#### [What to do]
Find the word "annotation" in the records below. List each line containing it.
* * *
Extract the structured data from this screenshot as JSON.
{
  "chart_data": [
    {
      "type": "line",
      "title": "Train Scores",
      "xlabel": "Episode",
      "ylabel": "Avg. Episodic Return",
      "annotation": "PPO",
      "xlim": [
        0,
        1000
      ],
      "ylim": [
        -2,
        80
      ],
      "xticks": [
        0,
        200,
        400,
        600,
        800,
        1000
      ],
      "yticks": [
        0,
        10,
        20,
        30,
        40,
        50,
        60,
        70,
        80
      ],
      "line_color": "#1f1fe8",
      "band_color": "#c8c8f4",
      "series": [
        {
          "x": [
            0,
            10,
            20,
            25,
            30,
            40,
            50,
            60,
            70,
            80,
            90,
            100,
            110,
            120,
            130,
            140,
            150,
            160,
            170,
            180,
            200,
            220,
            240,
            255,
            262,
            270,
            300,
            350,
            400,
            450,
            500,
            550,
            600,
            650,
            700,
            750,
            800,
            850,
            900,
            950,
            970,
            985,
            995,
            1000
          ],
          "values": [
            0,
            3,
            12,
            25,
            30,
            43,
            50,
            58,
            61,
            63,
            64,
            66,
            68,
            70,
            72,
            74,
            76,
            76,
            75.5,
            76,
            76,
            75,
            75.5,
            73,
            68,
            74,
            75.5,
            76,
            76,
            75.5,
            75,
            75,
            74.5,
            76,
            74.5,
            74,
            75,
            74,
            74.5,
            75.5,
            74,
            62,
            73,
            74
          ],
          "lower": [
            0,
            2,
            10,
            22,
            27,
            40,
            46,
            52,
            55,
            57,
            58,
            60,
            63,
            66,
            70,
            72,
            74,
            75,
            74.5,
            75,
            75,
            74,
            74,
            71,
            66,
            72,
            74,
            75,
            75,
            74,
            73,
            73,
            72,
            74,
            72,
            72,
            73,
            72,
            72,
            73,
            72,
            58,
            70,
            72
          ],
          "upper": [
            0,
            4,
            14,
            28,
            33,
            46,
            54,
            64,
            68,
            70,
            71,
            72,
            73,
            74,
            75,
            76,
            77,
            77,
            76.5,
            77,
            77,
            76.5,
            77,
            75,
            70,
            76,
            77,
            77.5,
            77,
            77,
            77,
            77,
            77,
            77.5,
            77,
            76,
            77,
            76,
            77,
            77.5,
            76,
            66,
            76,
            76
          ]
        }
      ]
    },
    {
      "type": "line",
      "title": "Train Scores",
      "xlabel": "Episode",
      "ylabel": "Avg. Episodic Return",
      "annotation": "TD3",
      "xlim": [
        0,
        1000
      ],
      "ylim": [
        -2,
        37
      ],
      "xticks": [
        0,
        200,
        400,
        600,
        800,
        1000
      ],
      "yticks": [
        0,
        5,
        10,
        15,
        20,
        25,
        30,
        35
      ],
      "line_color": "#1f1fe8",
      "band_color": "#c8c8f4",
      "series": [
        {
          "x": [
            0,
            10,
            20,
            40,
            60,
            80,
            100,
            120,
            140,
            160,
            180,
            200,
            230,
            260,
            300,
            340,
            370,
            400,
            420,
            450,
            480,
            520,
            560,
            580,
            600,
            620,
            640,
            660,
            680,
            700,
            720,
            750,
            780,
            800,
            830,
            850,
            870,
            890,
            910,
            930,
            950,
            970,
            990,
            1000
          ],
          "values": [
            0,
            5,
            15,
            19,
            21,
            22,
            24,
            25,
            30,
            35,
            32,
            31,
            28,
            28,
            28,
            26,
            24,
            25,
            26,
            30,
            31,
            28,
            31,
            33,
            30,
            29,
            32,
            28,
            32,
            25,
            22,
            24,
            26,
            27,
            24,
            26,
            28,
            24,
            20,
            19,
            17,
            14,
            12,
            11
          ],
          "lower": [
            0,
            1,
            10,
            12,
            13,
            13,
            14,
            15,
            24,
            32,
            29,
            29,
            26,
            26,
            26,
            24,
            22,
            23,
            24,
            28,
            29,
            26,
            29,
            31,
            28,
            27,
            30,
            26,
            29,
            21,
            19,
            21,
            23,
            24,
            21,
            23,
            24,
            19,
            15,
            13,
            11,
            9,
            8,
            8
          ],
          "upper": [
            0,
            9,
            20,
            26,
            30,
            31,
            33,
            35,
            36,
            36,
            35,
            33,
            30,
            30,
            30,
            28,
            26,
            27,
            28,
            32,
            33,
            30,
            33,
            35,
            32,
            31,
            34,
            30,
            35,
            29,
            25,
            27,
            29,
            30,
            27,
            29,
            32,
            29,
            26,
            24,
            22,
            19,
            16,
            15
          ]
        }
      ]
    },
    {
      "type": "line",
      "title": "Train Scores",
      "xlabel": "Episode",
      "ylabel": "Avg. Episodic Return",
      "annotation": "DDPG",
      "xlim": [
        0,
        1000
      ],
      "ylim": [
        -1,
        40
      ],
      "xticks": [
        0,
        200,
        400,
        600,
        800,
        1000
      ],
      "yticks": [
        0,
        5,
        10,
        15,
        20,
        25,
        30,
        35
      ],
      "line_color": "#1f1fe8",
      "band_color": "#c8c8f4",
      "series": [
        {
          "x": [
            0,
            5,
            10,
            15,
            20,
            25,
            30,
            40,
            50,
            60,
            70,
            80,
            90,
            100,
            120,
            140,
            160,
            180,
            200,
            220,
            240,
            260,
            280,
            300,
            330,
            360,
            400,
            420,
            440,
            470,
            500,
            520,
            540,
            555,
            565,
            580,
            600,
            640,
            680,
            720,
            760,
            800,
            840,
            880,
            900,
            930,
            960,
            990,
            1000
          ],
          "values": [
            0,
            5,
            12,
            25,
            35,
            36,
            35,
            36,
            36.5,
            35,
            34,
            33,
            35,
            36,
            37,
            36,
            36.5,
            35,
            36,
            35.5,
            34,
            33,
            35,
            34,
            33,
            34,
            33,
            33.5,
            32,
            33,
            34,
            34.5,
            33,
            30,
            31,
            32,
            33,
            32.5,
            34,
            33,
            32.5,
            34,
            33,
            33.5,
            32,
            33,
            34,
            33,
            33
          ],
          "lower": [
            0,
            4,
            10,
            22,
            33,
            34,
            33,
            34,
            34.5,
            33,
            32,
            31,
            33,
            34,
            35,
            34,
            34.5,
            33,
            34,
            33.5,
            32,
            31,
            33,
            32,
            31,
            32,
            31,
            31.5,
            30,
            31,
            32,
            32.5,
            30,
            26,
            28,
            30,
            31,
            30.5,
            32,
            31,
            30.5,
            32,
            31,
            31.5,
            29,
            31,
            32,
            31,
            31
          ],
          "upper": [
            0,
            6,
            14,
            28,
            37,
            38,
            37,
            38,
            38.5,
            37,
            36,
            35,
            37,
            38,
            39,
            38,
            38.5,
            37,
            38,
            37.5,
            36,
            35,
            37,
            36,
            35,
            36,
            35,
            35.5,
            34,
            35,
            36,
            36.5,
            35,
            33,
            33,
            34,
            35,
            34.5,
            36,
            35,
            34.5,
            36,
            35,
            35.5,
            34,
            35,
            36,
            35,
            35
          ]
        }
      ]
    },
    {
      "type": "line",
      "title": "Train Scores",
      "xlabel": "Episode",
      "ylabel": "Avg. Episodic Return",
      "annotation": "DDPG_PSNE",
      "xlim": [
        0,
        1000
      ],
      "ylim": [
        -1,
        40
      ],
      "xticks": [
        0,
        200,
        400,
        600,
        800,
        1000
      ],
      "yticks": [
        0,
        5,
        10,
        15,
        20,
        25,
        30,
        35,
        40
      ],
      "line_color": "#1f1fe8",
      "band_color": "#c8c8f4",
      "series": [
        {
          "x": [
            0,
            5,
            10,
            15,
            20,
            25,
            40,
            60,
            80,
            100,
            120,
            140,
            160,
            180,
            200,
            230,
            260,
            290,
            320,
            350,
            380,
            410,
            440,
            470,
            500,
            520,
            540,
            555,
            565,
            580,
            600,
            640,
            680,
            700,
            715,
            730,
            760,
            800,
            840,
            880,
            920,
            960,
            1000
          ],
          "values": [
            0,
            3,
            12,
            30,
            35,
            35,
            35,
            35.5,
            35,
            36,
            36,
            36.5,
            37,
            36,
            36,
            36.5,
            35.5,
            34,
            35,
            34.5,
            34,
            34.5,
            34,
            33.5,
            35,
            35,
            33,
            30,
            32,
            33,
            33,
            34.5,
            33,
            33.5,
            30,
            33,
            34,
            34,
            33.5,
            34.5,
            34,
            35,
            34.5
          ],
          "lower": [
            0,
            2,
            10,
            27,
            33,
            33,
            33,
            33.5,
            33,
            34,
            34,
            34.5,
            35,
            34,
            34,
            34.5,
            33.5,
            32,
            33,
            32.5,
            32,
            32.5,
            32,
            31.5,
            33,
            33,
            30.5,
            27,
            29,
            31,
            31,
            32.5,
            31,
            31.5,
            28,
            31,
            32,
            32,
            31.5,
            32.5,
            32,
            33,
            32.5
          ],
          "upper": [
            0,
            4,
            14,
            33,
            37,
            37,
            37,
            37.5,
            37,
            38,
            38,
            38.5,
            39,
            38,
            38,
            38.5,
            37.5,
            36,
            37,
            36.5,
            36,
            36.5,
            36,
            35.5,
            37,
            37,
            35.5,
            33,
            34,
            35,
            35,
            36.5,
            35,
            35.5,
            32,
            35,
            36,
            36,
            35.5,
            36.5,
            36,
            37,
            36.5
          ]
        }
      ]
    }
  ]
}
* * *
#### [Task answer]
      "annotation": "PPO",
      "annotation": "TD3",
      "annotation": "DDPG",
      "annotation": "DDPG_PSNE",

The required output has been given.